-- Start EXCERPTED PASSAGE --

Tuesday: 27. 09.
2016 Chatelaillon Plage – Palmyre (83kms)
I had left my very gentile hotel by 08.30 having consumed
what passes for a normal breakfast of croissants, bread , juice and coffee: all
very delicious but this morning,
unusually, I would have preferred an English breakfast of bacon, eggs and fried
bread! I collected my bike from the laundry room (it does reside in some very
inappropriate places) and set off along a sea front no longer populated by
seething sun worshippers, but by bins! Just another hazard for the unsuspecting
cyclist on bin collection day.



Pedalling along canals is not the most exciting or
exhilarating activity but it can be exacerbated by the poor quality of the
track. In fact, this particular 650 metres of track was unridable. It was
preceded by a notice which apologised for its unsuitablilty as a cycle track
promising reparation very soon. The worst yet.
This difficulty was very soon followed by yet another sign
indicating a ‘route barre’. In fairness, I was already misplaced in Marennes
but a road under serious repair did nothing to help. However, the usual
practice of stopping and head scratching produced the usual helpful response
from a group of the workmen. I produced my map and explained my predicament.

-- End EXCERPTED PASSAGE --

In the cycling diary entry, how long was the stretch of track the writer found unridable?

-- Start MATERIAL --

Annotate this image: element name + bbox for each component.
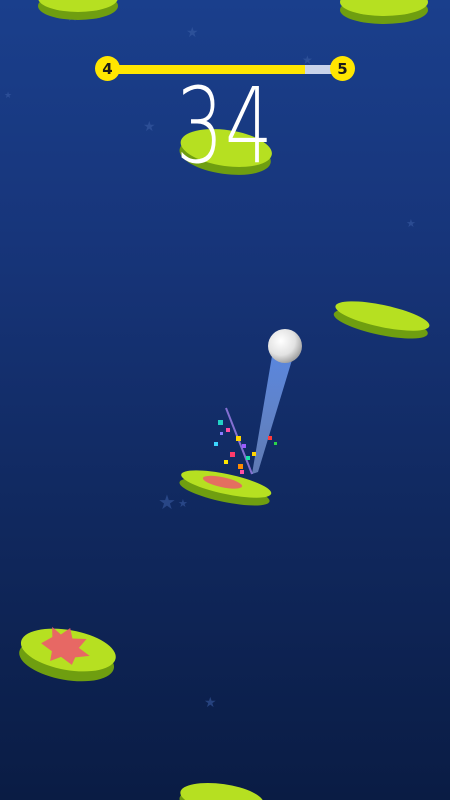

-- End MATERIAL --

- _RIGHT ANSWER_
650 meters.